▶ **Data shown**:
◇ ◇ ◇ ◇ ◇
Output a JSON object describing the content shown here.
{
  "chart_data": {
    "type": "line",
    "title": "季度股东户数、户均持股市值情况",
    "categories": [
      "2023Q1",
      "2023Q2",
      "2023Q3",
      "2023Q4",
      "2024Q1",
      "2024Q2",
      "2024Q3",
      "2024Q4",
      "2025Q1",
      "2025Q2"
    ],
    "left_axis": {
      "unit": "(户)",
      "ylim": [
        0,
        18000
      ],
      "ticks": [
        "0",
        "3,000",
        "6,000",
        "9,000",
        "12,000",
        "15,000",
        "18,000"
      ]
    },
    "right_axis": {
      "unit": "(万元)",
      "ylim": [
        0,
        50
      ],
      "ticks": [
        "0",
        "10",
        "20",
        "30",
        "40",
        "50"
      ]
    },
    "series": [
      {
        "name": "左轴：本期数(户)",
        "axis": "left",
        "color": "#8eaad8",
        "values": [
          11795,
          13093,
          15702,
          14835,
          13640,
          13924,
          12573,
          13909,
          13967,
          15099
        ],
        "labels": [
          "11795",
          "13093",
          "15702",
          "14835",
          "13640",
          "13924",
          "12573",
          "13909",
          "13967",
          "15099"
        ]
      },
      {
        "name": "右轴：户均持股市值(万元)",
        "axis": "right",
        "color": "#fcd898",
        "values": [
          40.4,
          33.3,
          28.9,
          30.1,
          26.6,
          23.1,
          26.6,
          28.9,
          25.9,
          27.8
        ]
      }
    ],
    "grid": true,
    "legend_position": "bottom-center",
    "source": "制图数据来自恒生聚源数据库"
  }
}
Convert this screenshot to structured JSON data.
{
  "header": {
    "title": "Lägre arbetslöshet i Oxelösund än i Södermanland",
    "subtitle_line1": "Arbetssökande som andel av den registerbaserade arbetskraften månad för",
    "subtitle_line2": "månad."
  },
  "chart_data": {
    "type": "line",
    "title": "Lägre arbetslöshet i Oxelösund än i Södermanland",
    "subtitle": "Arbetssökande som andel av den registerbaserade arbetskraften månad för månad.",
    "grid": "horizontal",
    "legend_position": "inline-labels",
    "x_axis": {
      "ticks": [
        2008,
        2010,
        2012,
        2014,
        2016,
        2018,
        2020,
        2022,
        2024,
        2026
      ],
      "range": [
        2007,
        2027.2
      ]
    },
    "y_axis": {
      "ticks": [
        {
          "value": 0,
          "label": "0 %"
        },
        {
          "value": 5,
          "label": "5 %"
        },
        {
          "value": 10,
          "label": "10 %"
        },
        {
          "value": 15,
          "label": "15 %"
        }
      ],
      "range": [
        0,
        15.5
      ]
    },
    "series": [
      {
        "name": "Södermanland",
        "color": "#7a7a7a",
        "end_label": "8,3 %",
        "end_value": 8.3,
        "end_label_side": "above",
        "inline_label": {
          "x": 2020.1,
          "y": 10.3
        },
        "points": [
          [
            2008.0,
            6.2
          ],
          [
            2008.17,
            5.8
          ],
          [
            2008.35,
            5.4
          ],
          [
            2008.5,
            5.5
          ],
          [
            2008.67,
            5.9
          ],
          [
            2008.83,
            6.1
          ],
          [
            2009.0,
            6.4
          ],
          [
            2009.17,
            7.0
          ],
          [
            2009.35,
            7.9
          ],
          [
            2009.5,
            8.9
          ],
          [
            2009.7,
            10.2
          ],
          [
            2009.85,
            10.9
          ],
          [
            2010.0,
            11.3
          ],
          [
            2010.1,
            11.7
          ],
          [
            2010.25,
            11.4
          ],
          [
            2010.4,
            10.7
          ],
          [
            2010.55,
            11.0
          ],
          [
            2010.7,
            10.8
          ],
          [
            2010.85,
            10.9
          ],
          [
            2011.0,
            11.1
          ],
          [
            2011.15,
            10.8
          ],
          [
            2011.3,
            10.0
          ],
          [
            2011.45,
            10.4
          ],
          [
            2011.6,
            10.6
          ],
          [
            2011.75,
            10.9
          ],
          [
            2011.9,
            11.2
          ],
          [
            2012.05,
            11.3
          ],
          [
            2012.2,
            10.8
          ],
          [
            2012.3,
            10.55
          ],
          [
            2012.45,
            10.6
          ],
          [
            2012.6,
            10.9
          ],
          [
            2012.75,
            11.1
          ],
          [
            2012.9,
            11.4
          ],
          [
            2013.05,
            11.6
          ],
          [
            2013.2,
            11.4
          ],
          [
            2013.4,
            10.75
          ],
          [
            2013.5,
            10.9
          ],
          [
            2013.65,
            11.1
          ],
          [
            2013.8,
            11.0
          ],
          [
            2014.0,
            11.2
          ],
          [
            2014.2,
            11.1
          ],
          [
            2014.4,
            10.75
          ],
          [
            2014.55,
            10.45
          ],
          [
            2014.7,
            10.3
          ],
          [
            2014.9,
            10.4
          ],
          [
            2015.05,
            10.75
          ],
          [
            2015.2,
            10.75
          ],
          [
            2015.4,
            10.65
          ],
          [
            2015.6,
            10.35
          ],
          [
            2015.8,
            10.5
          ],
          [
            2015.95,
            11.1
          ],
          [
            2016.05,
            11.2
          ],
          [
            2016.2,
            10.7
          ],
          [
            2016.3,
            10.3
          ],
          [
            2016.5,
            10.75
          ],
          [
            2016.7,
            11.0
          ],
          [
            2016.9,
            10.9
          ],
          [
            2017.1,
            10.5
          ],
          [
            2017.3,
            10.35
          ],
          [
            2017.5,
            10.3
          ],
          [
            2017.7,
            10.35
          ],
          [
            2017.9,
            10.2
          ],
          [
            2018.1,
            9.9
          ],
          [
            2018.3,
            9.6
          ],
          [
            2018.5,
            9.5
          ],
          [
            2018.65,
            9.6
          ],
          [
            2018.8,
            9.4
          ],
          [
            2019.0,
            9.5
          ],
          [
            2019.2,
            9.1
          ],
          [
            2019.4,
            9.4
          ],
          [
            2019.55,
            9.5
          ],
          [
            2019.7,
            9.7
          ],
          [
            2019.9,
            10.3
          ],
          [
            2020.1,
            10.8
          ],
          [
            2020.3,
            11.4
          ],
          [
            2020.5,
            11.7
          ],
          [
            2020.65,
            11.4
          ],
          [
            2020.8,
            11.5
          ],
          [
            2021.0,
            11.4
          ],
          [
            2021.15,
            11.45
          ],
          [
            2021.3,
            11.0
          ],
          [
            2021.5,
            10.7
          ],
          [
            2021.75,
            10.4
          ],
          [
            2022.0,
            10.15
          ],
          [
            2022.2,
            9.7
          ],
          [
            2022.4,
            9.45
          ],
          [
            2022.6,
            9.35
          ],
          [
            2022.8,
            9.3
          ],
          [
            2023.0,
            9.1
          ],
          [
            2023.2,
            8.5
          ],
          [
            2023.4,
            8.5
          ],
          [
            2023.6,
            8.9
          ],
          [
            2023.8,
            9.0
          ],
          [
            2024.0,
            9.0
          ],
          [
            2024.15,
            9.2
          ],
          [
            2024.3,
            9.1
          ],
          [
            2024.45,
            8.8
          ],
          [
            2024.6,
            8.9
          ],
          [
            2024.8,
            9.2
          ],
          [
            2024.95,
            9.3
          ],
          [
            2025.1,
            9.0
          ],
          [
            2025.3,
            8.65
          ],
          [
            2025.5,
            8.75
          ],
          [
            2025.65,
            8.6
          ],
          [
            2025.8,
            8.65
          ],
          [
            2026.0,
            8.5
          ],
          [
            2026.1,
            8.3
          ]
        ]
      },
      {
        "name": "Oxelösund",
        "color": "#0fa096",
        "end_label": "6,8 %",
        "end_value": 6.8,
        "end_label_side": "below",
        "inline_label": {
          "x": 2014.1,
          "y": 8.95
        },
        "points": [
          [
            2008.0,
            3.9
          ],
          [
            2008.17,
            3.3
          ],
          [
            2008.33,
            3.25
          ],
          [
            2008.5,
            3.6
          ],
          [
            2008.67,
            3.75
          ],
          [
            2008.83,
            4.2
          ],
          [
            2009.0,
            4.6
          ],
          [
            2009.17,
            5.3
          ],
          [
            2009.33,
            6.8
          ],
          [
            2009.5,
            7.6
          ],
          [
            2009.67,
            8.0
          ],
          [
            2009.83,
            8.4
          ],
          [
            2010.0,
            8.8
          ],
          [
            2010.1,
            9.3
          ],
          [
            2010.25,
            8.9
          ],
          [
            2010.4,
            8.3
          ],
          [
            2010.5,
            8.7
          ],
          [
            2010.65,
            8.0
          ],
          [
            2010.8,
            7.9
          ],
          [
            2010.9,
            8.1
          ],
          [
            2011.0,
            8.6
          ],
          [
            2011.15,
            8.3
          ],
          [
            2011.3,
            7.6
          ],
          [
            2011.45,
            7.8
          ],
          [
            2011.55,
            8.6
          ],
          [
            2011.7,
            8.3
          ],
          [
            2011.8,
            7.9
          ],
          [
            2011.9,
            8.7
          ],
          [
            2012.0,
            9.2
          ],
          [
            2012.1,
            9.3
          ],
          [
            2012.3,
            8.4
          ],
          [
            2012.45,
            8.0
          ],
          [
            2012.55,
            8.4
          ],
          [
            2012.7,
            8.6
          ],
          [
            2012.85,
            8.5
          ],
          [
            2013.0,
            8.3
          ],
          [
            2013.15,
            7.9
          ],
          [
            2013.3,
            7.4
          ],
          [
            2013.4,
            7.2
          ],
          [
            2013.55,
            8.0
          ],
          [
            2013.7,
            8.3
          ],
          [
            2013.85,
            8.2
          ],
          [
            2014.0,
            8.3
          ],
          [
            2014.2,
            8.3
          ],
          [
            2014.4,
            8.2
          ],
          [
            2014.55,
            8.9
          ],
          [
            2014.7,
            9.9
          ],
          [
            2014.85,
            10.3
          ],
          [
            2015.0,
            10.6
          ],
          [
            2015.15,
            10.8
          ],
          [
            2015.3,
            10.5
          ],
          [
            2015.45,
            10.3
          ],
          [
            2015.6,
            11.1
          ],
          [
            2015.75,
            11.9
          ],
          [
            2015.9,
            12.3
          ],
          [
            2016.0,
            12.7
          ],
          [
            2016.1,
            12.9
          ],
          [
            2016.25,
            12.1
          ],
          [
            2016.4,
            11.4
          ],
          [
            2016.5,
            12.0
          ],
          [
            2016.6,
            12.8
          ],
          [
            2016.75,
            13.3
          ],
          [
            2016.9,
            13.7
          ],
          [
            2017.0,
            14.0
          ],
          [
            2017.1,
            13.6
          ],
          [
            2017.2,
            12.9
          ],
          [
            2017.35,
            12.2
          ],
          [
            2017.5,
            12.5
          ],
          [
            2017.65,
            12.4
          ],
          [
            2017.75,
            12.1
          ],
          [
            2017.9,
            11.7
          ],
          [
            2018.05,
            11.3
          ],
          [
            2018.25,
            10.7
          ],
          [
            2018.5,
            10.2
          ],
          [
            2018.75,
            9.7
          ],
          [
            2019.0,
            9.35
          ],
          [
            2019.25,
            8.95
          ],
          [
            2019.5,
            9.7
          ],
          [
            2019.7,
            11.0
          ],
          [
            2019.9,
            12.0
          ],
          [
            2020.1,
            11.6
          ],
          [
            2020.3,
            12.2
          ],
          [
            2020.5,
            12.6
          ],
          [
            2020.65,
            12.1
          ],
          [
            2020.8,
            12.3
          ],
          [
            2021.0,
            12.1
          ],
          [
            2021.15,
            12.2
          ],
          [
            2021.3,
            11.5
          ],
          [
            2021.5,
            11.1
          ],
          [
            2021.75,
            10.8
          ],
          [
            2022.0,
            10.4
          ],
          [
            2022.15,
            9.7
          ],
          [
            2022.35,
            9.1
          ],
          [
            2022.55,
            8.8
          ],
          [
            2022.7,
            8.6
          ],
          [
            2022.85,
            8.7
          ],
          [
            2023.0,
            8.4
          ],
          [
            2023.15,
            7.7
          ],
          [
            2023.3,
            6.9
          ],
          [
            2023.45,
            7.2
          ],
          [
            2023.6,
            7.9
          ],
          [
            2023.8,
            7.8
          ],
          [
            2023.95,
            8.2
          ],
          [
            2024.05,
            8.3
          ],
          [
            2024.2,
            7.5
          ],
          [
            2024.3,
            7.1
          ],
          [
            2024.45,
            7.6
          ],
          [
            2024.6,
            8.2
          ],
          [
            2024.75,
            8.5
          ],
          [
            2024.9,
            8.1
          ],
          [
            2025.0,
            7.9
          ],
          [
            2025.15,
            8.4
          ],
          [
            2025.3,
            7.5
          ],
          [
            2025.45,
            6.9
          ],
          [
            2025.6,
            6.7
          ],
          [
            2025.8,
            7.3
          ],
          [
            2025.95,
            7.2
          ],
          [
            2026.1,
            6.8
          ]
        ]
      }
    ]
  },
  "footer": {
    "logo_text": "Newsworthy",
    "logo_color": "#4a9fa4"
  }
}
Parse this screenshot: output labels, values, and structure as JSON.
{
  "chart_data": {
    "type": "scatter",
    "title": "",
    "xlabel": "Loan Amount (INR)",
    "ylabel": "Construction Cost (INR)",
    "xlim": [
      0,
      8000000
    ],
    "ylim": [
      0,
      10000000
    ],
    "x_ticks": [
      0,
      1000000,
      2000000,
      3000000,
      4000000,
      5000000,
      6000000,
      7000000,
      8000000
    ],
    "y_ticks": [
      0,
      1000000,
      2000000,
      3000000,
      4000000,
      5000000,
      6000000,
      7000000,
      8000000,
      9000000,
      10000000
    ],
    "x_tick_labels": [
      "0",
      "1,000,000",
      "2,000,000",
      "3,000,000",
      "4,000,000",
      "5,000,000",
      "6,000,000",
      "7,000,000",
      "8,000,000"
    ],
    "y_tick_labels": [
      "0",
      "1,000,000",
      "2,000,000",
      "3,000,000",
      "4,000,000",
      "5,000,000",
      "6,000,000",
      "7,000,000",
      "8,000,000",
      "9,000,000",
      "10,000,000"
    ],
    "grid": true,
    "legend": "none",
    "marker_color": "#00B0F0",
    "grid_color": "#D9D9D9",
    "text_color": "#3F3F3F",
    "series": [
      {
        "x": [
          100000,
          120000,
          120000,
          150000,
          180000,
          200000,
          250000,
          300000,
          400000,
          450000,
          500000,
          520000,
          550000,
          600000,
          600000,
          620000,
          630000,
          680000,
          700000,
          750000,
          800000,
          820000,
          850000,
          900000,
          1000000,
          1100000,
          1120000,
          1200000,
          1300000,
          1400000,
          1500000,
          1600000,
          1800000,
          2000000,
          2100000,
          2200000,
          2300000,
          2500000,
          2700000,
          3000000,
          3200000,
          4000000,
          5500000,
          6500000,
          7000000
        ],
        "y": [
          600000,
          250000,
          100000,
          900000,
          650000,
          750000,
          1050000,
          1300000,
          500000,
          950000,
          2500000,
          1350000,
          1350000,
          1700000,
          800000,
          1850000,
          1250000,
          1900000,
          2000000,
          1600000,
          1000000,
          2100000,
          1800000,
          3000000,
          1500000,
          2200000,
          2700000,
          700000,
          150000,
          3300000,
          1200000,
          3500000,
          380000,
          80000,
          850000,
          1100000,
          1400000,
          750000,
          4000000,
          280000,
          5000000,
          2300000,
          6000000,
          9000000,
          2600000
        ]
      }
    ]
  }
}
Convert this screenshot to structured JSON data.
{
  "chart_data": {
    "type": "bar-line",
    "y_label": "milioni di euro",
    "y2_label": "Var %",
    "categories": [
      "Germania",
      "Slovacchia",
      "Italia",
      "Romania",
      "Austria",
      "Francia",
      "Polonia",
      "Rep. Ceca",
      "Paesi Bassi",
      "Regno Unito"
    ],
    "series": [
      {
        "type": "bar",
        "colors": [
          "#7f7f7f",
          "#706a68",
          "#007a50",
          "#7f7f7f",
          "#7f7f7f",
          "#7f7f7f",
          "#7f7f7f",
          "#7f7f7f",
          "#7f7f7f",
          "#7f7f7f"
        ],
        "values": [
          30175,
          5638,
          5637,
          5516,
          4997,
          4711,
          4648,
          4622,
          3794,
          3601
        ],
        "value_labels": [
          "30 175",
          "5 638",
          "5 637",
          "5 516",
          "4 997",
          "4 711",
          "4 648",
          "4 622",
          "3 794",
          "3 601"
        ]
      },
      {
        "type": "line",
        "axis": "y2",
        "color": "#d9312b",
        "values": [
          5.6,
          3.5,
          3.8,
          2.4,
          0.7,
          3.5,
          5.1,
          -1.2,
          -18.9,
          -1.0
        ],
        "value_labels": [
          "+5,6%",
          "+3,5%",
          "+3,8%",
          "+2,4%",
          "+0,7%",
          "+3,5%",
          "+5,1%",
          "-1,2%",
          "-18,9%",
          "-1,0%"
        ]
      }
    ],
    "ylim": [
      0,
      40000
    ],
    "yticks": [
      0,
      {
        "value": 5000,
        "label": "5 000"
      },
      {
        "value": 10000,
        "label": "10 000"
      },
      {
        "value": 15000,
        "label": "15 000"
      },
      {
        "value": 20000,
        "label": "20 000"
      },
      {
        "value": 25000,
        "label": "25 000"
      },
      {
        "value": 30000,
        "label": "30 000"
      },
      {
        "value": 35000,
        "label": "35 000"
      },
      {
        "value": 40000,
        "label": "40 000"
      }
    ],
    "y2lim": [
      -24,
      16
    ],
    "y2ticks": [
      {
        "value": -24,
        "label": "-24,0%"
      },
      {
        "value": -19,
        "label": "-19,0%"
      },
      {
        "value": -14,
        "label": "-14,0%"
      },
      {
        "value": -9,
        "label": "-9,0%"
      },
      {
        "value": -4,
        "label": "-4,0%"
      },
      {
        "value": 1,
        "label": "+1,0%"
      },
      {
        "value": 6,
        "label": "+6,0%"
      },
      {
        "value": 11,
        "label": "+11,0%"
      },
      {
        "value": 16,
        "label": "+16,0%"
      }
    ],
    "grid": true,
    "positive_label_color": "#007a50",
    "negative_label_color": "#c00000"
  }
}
◇ ◇ ◇ ◇ ◇
Copy all lines from the listing that contain "type".

    "type": "line",
    "type": "line",
    "type": "scatter",
    "type": "bar-line",
        "type": "bar",
        "type": "line",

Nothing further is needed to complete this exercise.